STATED PROBLEM: Collect each line of the entries that holds the string "Federal".
┄┄┄┄┄┄┄┄┄┄┄┄┄┄┄┄┄┄┄┄
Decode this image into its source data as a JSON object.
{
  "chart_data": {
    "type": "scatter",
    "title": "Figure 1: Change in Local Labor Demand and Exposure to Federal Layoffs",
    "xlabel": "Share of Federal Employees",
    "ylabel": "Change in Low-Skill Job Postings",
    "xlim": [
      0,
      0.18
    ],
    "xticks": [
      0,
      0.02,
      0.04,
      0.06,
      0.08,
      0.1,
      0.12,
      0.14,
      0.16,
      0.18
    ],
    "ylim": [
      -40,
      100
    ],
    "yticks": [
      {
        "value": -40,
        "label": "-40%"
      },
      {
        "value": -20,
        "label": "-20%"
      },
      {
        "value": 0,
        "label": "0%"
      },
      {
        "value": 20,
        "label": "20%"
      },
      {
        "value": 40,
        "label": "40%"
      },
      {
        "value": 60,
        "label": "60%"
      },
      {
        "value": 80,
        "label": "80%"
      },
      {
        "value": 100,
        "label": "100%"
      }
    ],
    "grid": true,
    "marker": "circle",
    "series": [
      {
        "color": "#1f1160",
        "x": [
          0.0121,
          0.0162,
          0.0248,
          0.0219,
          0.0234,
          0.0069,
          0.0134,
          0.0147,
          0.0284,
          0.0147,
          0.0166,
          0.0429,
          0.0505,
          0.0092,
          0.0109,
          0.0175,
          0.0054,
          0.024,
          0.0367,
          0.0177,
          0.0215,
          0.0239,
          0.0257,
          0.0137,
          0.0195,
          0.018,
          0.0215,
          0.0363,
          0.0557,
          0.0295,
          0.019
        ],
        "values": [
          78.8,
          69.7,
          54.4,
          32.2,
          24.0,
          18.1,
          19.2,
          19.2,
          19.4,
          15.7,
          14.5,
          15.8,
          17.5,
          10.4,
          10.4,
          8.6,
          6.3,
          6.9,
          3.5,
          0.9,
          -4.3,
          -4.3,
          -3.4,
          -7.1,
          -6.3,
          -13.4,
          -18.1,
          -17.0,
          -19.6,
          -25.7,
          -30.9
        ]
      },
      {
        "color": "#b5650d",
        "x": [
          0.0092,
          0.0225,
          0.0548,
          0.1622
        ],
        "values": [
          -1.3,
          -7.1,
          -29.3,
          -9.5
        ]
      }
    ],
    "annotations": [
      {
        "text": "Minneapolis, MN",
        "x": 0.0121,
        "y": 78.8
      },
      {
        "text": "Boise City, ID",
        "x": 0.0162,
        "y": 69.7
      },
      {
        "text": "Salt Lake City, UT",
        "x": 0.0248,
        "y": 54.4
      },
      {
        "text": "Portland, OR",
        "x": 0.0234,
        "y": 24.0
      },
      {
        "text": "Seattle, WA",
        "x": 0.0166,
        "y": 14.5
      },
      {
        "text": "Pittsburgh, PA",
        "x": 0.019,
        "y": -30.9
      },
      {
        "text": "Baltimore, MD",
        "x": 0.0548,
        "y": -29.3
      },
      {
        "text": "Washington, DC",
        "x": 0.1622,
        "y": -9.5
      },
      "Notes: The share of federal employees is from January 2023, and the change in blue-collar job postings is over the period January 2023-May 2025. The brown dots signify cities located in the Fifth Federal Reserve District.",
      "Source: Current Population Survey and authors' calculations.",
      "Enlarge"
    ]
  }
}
┄┄┄┄┄┄┄┄┄┄┄┄┄┄┄┄┄┄┄┄
TASK SOLUTION:
    "title": "Figure 1: Change in Local Labor Demand and Exposure to Federal Layoffs",
    "xlabel": "Share of Federal Employees",
      "Notes: The share of federal employees is from January 2023, and the change in blue-collar job postings is over the period January 2023-May 2025. The brown dots signify cities located in the Fifth Federal Reserve District.",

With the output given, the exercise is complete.